▸ Problem requirements:
Each entry below is to be printed verbatim.

▸ Items:
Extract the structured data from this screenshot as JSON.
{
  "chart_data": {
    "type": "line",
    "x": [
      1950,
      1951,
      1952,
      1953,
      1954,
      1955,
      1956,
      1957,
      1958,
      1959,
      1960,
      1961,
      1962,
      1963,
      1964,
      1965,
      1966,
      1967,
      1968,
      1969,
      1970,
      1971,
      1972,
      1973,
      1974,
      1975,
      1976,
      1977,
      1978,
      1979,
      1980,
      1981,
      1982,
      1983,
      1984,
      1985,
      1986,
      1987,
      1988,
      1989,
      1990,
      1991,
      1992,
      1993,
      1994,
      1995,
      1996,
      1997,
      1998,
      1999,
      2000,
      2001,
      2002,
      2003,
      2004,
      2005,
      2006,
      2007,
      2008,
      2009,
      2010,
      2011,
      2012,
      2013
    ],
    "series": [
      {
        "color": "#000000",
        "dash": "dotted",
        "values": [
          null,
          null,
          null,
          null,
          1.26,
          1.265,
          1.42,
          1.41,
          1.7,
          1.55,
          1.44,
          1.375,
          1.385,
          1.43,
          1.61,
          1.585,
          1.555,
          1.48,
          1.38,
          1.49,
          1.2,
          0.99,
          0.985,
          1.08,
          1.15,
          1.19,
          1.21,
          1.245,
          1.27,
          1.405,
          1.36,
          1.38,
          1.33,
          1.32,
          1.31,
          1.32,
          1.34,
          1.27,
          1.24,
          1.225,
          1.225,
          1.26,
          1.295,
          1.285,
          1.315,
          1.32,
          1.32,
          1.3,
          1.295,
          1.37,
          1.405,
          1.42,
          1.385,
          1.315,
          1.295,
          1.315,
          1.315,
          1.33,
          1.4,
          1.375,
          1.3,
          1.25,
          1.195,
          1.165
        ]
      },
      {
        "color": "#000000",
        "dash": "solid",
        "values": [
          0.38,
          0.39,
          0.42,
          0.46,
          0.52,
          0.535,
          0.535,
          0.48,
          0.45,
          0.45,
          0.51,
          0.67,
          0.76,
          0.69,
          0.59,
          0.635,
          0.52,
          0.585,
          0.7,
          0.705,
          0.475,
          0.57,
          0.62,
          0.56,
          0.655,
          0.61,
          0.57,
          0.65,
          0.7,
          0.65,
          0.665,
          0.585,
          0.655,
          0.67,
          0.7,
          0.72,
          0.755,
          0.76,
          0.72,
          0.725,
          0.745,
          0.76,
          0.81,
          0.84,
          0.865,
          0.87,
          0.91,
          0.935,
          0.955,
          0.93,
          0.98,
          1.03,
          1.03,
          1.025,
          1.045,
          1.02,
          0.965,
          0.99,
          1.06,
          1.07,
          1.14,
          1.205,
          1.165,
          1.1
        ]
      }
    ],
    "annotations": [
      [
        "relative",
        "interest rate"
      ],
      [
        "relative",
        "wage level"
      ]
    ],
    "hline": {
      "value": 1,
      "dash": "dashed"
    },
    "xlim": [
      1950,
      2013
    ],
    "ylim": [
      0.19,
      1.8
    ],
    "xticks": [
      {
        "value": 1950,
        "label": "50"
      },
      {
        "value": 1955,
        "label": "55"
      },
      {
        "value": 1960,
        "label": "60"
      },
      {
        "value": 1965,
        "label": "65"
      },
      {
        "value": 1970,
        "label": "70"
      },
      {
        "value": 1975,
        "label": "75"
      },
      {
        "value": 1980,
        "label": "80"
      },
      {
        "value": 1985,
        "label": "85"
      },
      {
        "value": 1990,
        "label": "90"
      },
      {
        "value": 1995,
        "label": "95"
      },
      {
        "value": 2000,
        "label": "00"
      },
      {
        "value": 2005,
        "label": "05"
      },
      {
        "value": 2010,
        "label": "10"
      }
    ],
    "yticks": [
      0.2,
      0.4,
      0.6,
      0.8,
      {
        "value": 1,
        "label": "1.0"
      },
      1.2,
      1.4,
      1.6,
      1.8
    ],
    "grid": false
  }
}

▸ Response to the task:
Extract the structured data from this screenshot as JSON.
{
  "chart_data": {
    "type": "line",
    "x": [
      1950,
      1951,
      1952,
      1953,
      1954,
      1955,
      1956,
      1957,
      1958,
      1959,
      1960,
      1961,
      1962,
      1963,
      1964,
      1965,
      1966,
      1967,
      1968,
      1969,
      1970,
      1971,
      1972,
      1973,
      1974,
      1975,
      1976,
      1977,
      1978,
      1979,
      1980,
      1981,
      1982,
      1983,
      1984,
      1985,
      1986,
      1987,
      1988,
      1989,
      1990,
      1991,
      1992,
      1993,
      1994,
      1995,
      1996,
      1997,
      1998,
      1999,
      2000,
      2001,
      2002,
      2003,
      2004,
      2005,
      2006,
      2007,
      2008,
      2009,
      2010,
      2011,
      2012,
      2013
    ],
    "series": [
      {
        "color": "#000000",
        "dash": "dotted",
        "values": [
          null,
          null,
          null,
          null,
          1.26,
          1.265,
          1.42,
          1.41,
          1.7,
          1.55,
          1.44,
          1.375,
          1.385,
          1.43,
          1.61,
          1.585,
          1.555,
          1.48,
          1.38,
          1.49,
          1.2,
          0.99,
          0.985,
          1.08,
          1.15,
          1.19,
          1.21,
          1.245,
          1.27,
          1.405,
          1.36,
          1.38,
          1.33,
          1.32,
          1.31,
          1.32,
          1.34,
          1.27,
          1.24,
          1.225,
          1.225,
          1.26,
          1.295,
          1.285,
          1.315,
          1.32,
          1.32,
          1.3,
          1.295,
          1.37,
          1.405,
          1.42,
          1.385,
          1.315,
          1.295,
          1.315,
          1.315,
          1.33,
          1.4,
          1.375,
          1.3,
          1.25,
          1.195,
          1.165
        ]
      },
      {
        "color": "#000000",
        "dash": "solid",
        "values": [
          0.38,
          0.39,
          0.42,
          0.46,
          0.52,
          0.535,
          0.535,
          0.48,
          0.45,
          0.45,
          0.51,
          0.67,
          0.76,
          0.69,
          0.59,
          0.635,
          0.52,
          0.585,
          0.7,
          0.705,
          0.475,
          0.57,
          0.62,
          0.56,
          0.655,
          0.61,
          0.57,
          0.65,
          0.7,
          0.65,
          0.665,
          0.585,
          0.655,
          0.67,
          0.7,
          0.72,
          0.755,
          0.76,
          0.72,
          0.725,
          0.745,
          0.76,
          0.81,
          0.84,
          0.865,
          0.87,
          0.91,
          0.935,
          0.955,
          0.93,
          0.98,
          1.03,
          1.03,
          1.025,
          1.045,
          1.02,
          0.965,
          0.99,
          1.06,
          1.07,
          1.14,
          1.205,
          1.165,
          1.1
        ]
      }
    ],
    "annotations": [
      [
        "relative",
        "interest rate"
      ],
      [
        "relative",
        "wage level"
      ]
    ],
    "hline": {
      "value": 1,
      "dash": "dashed"
    },
    "xlim": [
      1950,
      2013
    ],
    "ylim": [
      0.19,
      1.8
    ],
    "xticks": [
      {
        "value": 1950,
        "label": "50"
      },
      {
        "value": 1955,
        "label": "55"
      },
      {
        "value": 1960,
        "label": "60"
      },
      {
        "value": 1965,
        "label": "65"
      },
      {
        "value": 1970,
        "label": "70"
      },
      {
        "value": 1975,
        "label": "75"
      },
      {
        "value": 1980,
        "label": "80"
      },
      {
        "value": 1985,
        "label": "85"
      },
      {
        "value": 1990,
        "label": "90"
      },
      {
        "value": 1995,
        "label": "95"
      },
      {
        "value": 2000,
        "label": "00"
      },
      {
        "value": 2005,
        "label": "05"
      },
      {
        "value": 2010,
        "label": "10"
      }
    ],
    "yticks": [
      0.2,
      0.4,
      0.6,
      0.8,
      {
        "value": 1,
        "label": "1.0"
      },
      1.2,
      1.4,
      1.6,
      1.8
    ],
    "grid": false
  }
}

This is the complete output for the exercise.